Replace "front view" with "front elevation" in the lines from the one containing "Patent image size: (1436, 918)." up to and including the one containing "The secondary chamber 22 is at (355, 365).", and give back only those lines, otherwise unchanged.

■ ■ ■ ■

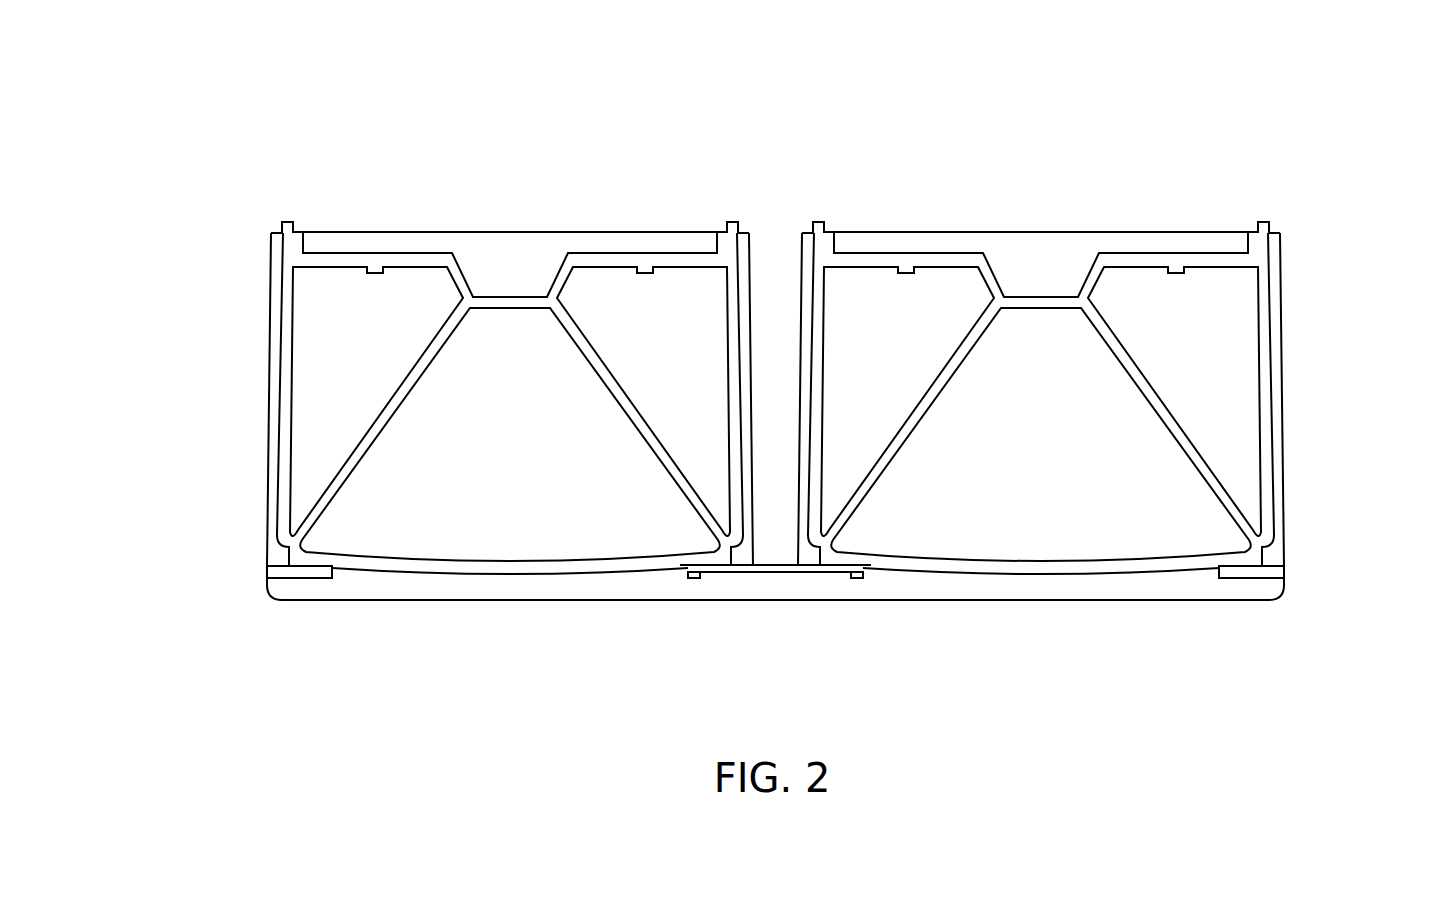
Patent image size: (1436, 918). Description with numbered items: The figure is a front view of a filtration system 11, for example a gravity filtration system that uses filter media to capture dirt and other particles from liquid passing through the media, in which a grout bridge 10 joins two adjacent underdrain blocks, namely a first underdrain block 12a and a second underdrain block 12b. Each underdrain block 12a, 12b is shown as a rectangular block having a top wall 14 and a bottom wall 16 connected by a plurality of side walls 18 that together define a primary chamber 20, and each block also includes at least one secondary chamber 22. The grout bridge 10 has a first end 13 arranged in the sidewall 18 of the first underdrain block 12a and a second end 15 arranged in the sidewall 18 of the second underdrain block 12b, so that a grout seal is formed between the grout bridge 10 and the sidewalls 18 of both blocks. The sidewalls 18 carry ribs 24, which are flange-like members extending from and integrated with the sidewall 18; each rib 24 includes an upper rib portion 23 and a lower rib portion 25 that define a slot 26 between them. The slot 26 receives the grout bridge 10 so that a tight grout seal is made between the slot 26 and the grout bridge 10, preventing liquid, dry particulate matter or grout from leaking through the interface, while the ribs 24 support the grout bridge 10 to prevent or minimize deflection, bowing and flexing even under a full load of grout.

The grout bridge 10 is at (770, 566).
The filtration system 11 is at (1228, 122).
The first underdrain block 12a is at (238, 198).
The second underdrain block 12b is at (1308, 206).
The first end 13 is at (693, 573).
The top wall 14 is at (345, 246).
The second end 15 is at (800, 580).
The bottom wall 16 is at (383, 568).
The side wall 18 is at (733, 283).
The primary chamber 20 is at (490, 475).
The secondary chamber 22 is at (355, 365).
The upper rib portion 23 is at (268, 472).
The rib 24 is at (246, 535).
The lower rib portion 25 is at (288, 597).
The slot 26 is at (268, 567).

■ ■ ■ ■

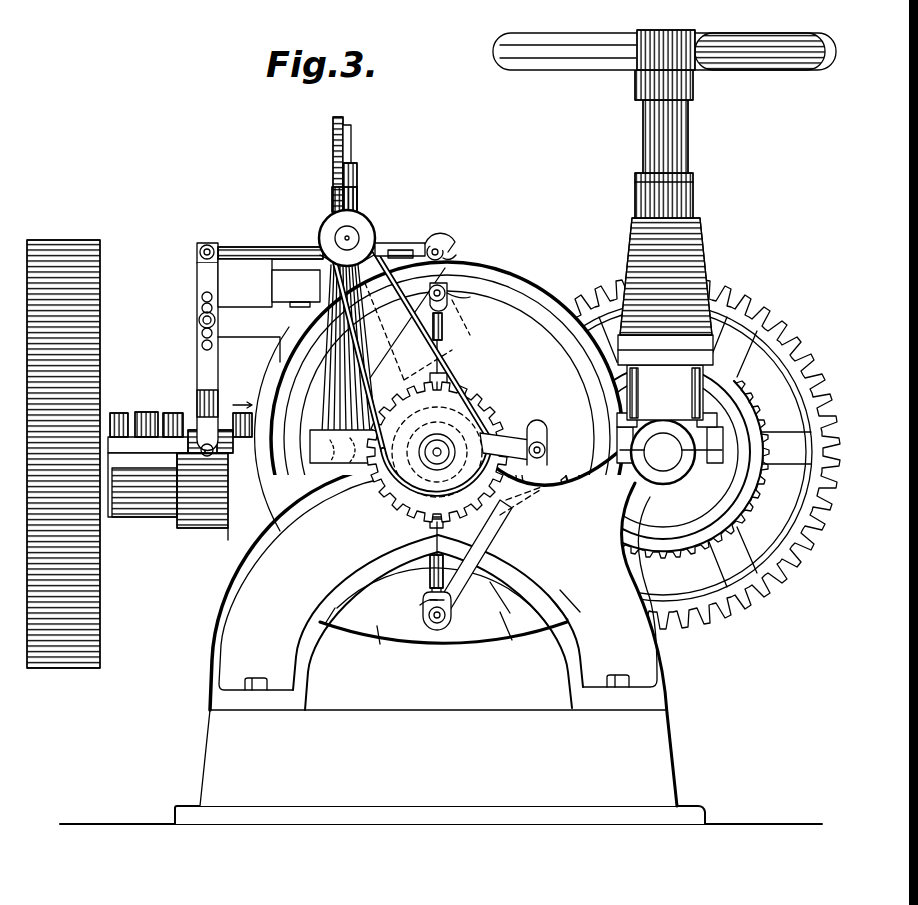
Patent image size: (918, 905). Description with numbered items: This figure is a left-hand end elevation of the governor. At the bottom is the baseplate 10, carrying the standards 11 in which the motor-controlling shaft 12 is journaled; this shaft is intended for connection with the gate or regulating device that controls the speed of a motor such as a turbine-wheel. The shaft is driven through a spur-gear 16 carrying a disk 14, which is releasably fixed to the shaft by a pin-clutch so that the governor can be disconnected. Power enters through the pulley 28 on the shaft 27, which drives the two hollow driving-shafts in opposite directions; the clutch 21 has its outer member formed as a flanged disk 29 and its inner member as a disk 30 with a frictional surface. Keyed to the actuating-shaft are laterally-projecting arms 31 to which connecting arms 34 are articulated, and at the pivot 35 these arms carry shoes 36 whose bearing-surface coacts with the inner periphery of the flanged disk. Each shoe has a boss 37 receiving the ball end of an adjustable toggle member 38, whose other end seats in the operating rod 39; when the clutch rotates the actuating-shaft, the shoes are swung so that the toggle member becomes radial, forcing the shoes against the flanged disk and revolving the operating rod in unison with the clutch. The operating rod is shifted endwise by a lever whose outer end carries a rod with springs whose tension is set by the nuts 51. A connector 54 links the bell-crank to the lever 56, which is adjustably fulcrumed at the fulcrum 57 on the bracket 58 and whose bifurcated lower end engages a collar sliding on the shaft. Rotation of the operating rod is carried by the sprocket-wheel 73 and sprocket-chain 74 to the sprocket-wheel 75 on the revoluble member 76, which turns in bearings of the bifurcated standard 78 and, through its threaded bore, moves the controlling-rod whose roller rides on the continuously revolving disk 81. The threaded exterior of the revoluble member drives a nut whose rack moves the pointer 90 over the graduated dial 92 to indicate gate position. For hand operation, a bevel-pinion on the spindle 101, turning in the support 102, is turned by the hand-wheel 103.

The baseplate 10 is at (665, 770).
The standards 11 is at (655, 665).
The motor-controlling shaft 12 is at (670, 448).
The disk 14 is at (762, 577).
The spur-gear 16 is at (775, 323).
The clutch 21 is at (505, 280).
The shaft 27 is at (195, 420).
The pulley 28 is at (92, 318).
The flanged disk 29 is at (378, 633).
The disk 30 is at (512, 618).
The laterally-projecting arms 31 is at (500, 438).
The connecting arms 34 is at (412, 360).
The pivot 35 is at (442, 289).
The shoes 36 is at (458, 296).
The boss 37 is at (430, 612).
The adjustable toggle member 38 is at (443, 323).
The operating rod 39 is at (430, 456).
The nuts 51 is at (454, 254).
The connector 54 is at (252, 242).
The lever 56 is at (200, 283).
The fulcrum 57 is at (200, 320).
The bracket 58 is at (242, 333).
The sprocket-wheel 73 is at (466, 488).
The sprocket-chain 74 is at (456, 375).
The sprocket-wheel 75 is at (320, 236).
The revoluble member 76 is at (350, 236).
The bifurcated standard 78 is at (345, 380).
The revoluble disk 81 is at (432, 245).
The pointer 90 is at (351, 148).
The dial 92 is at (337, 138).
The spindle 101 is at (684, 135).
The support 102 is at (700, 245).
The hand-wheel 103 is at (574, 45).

■ ■ ■ ■

REPLY TO THE EXERCISE |
Patent image size: (1436, 918). Description with numbered items: The figure is a front elevation of a filtration system 11, for example a gravity filtration system that uses filter media to capture dirt and other particles from liquid passing through the media, in which a grout bridge 10 joins two adjacent underdrain blocks, namely a first underdrain block 12a and a second underdrain block 12b. Each underdrain block 12a, 12b is shown as a rectangular block having a top wall 14 and a bottom wall 16 connected by a plurality of side walls 18 that together define a primary chamber 20, and each block also includes at least one secondary chamber 22. The grout bridge 10 has a first end 13 arranged in the sidewall 18 of the first underdrain block 12a and a second end 15 arranged in the sidewall 18 of the second underdrain block 12b, so that a grout seal is formed between the grout bridge 10 and the sidewalls 18 of both blocks. The sidewalls 18 carry ribs 24, which are flange-like members extending from and integrated with the sidewall 18; each rib 24 includes an upper rib portion 23 and a lower rib portion 25 that define a slot 26 between them. The slot 26 receives the grout bridge 10 so that a tight grout seal is made between the slot 26 and the grout bridge 10, preventing liquid, dry particulate matter or grout from leaking through the interface, while the ribs 24 support the grout bridge 10 to prevent or minimize deflection, bowing and flexing even under a full load of grout.

The grout bridge 10 is at (770, 566).
The filtration system 11 is at (1228, 122).
The first underdrain block 12a is at (238, 198).
The second underdrain block 12b is at (1308, 206).
The first end 13 is at (693, 573).
The top wall 14 is at (345, 246).
The second end 15 is at (800, 580).
The bottom wall 16 is at (383, 568).
The side wall 18 is at (733, 283).
The primary chamber 20 is at (490, 475).
The secondary chamber 22 is at (355, 365).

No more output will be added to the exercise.